>> START Available data
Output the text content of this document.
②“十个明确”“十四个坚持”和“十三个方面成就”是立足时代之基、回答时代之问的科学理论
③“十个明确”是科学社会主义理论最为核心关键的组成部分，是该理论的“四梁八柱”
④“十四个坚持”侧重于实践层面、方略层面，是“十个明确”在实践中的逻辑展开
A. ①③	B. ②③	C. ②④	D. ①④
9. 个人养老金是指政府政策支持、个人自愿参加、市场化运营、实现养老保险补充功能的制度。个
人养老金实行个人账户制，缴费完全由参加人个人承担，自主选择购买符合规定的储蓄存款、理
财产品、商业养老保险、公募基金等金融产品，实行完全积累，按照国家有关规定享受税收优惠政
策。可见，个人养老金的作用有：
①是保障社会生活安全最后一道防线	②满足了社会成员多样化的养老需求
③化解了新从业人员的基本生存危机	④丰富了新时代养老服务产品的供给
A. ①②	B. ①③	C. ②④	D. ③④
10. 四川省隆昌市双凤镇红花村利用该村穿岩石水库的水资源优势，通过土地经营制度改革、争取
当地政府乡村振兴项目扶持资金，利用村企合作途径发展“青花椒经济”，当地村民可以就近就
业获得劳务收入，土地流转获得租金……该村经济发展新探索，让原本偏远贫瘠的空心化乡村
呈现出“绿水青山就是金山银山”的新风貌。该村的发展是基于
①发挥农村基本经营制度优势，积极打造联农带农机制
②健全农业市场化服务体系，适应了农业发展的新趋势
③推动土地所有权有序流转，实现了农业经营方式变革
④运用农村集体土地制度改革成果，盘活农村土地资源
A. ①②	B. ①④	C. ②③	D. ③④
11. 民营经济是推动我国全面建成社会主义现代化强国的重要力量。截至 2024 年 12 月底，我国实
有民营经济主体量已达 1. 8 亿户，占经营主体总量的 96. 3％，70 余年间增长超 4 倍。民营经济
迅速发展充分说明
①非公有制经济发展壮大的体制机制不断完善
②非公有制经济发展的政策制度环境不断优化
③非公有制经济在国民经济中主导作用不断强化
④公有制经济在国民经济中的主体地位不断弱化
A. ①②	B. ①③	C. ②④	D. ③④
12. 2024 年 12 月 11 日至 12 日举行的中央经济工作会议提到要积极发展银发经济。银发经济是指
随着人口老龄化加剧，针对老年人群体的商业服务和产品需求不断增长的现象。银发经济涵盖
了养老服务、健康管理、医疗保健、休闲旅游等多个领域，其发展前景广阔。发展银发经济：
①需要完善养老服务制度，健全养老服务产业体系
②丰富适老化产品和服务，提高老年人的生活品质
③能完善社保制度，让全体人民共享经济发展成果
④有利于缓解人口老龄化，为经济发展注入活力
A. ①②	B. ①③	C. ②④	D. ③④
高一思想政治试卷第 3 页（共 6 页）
>> END Available data
## Written problem:
Scan the lines for the string "十个明确". Copy out each line that matches.

## Final result:
②“十个明确”“十四个坚持”和“十三个方面成就”是立足时代之基、回答时代之问的科学理论
③“十个明确”是科学社会主义理论最为核心关键的组成部分，是该理论的“四梁八柱”
④“十四个坚持”侧重于实践层面、方略层面，是“十个明确”在实践中的逻辑展开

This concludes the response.